◆ **THE PROBLEM**: Check every line of the entries for "Interval", and copy the lines that hold it.

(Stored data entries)
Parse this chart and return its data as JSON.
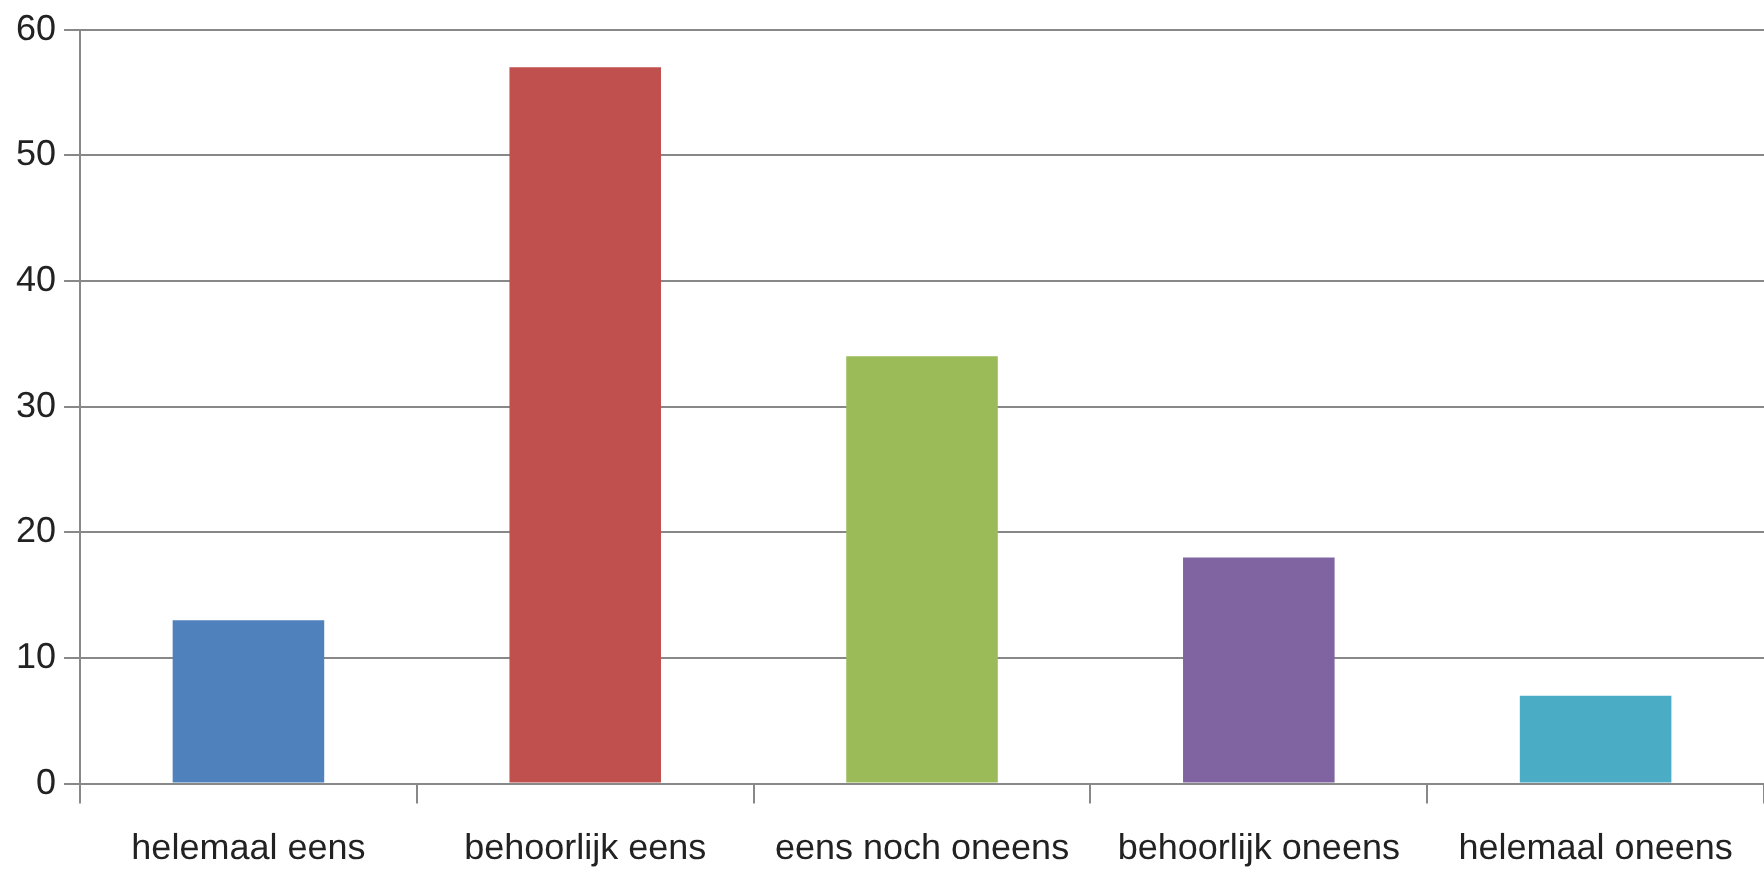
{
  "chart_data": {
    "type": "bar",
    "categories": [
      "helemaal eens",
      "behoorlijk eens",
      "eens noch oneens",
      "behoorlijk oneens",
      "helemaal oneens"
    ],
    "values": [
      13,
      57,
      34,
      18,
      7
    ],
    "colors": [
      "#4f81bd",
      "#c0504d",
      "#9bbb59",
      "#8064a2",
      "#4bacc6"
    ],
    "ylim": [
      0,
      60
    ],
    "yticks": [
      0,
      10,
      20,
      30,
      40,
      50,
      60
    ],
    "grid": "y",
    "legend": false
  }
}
...
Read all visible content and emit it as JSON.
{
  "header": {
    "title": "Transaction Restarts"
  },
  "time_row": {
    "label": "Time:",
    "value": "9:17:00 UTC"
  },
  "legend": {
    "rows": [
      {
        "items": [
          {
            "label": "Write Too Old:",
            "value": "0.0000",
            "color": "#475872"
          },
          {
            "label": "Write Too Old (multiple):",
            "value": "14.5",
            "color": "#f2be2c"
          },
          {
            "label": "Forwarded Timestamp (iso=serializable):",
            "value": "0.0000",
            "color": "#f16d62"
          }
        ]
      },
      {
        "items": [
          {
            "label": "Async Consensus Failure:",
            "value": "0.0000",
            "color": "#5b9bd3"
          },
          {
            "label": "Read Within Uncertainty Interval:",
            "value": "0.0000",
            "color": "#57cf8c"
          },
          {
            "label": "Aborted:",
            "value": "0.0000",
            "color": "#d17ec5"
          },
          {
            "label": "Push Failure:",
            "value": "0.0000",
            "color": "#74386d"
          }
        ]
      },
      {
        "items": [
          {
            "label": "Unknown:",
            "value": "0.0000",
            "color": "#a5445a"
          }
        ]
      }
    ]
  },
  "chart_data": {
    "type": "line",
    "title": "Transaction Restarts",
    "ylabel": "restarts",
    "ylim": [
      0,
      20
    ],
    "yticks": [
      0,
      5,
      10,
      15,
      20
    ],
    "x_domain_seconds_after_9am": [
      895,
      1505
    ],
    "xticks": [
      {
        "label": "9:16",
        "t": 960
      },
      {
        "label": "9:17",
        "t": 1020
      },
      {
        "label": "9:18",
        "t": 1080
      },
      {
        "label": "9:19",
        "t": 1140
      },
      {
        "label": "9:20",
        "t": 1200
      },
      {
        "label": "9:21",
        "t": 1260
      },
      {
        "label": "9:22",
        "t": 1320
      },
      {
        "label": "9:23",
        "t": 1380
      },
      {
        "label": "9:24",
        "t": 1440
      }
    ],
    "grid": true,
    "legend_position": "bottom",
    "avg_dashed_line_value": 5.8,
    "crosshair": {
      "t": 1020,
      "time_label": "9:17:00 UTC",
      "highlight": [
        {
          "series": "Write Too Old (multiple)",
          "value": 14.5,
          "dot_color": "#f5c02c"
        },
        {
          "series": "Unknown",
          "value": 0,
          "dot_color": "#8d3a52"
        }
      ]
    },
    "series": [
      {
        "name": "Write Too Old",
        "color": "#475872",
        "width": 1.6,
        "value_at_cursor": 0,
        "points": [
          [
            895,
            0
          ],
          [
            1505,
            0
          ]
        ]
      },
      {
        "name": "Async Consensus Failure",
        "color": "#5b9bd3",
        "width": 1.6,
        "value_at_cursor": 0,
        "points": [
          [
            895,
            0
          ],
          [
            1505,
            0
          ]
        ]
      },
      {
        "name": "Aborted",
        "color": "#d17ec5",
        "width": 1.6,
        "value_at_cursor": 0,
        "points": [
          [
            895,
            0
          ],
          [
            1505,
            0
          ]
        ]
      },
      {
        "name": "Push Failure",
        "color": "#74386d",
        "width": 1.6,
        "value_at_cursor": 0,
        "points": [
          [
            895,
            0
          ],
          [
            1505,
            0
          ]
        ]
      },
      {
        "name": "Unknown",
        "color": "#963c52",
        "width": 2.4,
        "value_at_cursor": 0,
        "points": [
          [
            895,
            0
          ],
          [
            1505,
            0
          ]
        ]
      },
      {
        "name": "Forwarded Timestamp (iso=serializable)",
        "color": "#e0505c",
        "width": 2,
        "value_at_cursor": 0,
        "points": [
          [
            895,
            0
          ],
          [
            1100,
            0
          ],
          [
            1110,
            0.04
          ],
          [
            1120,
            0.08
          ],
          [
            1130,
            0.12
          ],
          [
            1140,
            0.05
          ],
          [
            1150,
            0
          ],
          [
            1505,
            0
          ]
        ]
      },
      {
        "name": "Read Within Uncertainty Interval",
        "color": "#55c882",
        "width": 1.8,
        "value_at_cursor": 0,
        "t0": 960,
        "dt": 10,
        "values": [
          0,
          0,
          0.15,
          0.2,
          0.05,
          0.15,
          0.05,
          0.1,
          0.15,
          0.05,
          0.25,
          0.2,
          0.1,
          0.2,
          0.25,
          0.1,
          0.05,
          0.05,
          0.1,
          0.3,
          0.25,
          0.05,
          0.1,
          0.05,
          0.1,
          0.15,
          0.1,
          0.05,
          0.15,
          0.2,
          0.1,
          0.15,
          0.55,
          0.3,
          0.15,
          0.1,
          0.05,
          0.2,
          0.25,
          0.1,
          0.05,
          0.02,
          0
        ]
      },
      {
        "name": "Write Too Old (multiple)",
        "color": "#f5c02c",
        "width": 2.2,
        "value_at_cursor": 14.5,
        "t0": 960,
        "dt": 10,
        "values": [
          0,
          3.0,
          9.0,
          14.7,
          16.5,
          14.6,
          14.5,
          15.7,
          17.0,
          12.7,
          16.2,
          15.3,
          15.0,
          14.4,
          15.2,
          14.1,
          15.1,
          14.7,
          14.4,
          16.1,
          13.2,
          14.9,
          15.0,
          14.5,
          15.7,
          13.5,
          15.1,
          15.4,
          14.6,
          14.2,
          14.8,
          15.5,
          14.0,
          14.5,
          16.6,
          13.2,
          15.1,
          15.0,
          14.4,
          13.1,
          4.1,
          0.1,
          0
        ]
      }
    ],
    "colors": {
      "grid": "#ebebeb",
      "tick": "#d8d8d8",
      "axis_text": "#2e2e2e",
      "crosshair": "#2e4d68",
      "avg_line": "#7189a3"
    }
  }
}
--
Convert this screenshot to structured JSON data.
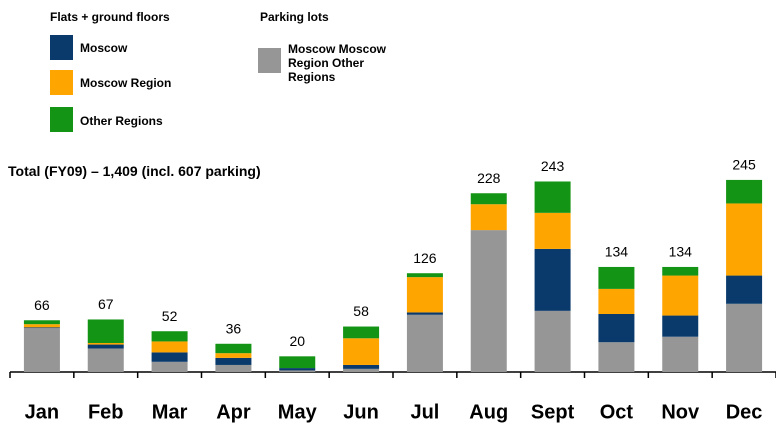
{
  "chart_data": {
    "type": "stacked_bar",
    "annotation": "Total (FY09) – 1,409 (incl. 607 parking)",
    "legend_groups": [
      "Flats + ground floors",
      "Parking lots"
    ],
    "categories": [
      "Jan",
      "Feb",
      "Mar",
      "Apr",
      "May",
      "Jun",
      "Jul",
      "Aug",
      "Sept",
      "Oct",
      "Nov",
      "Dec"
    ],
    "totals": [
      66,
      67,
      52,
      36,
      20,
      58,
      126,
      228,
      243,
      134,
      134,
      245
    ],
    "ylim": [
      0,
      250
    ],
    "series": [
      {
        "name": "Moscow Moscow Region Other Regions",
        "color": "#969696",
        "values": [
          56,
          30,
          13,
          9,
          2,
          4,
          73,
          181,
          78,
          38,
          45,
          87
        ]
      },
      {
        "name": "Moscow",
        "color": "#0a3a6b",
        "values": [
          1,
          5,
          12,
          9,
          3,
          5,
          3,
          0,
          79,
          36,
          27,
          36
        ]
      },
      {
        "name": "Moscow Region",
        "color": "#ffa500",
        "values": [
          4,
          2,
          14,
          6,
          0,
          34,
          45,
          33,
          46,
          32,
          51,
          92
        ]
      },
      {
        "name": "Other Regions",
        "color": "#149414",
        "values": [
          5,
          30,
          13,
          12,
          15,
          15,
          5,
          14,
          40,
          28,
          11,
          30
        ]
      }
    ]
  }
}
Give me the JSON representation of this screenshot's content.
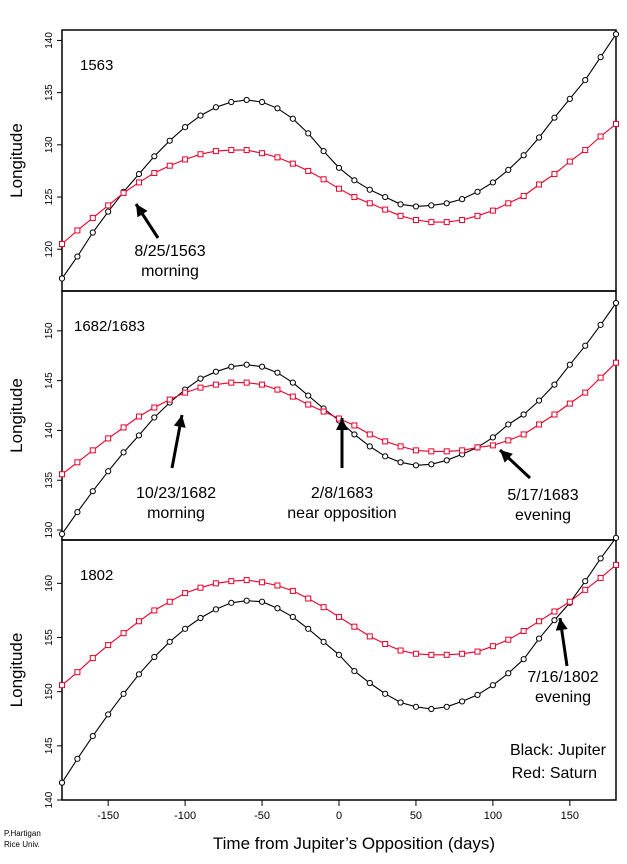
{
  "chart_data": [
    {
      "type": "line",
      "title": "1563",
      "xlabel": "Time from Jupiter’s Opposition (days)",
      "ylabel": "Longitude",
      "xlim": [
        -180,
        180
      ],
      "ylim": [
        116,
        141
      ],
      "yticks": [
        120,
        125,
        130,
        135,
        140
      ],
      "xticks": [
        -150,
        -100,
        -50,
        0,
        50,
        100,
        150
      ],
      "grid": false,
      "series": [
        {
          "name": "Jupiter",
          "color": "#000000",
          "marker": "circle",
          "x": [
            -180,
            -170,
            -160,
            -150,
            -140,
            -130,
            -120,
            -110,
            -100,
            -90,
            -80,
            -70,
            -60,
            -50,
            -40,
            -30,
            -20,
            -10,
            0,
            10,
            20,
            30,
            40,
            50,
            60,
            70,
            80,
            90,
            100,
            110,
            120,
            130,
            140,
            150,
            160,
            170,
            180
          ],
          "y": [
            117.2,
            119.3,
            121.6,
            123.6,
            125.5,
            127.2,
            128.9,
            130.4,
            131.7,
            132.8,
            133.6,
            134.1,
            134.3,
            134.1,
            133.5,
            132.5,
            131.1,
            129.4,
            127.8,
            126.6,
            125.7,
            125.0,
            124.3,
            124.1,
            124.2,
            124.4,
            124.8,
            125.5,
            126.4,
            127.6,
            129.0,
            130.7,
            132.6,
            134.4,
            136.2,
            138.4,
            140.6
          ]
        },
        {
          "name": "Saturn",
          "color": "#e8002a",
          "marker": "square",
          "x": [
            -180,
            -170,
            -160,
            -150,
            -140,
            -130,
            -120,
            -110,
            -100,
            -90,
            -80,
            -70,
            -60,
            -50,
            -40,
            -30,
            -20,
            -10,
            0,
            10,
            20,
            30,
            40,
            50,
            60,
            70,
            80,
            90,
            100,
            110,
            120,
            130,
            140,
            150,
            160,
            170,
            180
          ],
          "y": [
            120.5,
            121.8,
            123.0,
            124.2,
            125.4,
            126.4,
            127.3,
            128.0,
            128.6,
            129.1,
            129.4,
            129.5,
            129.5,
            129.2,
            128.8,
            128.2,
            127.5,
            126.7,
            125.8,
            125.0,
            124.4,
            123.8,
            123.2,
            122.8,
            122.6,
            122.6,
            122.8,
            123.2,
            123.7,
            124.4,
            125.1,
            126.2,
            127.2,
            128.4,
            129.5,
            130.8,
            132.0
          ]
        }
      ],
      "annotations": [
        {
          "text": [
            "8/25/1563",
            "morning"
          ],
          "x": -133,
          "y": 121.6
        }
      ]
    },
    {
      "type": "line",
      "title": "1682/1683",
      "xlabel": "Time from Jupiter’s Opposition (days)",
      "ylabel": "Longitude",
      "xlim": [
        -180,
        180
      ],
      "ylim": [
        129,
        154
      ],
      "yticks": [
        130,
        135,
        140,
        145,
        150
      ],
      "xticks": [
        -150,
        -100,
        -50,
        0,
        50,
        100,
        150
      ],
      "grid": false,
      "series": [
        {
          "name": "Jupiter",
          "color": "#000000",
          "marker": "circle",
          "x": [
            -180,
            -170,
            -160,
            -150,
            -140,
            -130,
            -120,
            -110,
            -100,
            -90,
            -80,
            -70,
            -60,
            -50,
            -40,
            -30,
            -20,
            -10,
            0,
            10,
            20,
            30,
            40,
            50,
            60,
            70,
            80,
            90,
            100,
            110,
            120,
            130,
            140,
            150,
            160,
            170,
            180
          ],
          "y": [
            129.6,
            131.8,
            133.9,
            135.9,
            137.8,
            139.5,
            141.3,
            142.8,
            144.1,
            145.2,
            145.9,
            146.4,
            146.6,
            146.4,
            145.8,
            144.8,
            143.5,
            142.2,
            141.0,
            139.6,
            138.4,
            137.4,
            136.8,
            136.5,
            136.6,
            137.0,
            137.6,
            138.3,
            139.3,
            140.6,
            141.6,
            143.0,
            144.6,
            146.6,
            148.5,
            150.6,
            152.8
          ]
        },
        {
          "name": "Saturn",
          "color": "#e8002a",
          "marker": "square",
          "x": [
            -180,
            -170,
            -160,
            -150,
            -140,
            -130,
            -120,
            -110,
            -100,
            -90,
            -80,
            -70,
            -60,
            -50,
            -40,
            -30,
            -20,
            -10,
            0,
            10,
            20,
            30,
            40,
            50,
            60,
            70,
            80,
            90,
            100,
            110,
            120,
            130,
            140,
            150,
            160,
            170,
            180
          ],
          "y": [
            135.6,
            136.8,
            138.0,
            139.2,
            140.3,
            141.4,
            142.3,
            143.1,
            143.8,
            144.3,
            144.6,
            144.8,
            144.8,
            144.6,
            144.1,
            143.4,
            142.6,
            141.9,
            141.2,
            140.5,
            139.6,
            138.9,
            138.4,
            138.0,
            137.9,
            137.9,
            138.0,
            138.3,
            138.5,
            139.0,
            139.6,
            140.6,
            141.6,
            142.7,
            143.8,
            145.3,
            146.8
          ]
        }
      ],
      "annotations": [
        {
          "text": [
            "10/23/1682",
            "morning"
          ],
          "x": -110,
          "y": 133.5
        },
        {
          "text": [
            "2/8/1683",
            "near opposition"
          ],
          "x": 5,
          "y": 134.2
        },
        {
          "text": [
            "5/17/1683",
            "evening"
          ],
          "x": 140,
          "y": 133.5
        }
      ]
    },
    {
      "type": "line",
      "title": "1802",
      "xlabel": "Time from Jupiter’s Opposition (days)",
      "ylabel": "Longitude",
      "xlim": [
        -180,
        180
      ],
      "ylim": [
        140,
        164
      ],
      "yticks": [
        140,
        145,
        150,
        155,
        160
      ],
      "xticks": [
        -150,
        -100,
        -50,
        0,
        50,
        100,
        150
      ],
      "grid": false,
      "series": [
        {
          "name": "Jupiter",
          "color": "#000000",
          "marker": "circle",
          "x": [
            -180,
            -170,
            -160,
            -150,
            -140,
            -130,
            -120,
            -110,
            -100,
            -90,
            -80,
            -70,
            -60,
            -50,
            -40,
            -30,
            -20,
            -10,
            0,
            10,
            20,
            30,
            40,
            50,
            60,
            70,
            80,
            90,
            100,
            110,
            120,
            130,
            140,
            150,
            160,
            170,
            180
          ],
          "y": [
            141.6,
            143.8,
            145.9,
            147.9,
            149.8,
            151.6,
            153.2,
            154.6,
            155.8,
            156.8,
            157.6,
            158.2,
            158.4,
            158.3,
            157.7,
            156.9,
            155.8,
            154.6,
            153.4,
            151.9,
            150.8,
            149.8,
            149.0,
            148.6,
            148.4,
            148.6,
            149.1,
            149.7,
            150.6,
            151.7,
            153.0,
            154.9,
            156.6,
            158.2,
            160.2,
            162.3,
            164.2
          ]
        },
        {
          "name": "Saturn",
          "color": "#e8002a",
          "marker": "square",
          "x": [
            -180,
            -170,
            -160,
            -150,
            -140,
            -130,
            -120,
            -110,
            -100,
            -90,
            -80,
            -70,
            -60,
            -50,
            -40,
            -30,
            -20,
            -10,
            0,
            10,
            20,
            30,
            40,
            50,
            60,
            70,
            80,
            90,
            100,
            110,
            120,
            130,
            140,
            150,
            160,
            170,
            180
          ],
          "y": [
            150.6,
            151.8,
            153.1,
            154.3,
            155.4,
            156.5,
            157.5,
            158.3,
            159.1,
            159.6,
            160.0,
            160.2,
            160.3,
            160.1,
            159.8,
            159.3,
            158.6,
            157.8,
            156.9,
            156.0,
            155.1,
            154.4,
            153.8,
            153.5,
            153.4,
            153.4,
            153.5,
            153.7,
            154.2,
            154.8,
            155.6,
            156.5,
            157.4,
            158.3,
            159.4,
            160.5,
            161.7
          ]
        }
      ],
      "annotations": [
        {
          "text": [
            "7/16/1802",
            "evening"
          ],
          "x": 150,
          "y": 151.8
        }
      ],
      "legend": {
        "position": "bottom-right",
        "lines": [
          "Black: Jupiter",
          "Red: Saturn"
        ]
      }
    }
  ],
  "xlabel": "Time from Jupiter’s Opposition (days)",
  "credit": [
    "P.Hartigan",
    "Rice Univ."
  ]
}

◆ **RESULT**:
            "label": "Read Within Uncertainty Interval:",
        "name": "Read Within Uncertainty Interval",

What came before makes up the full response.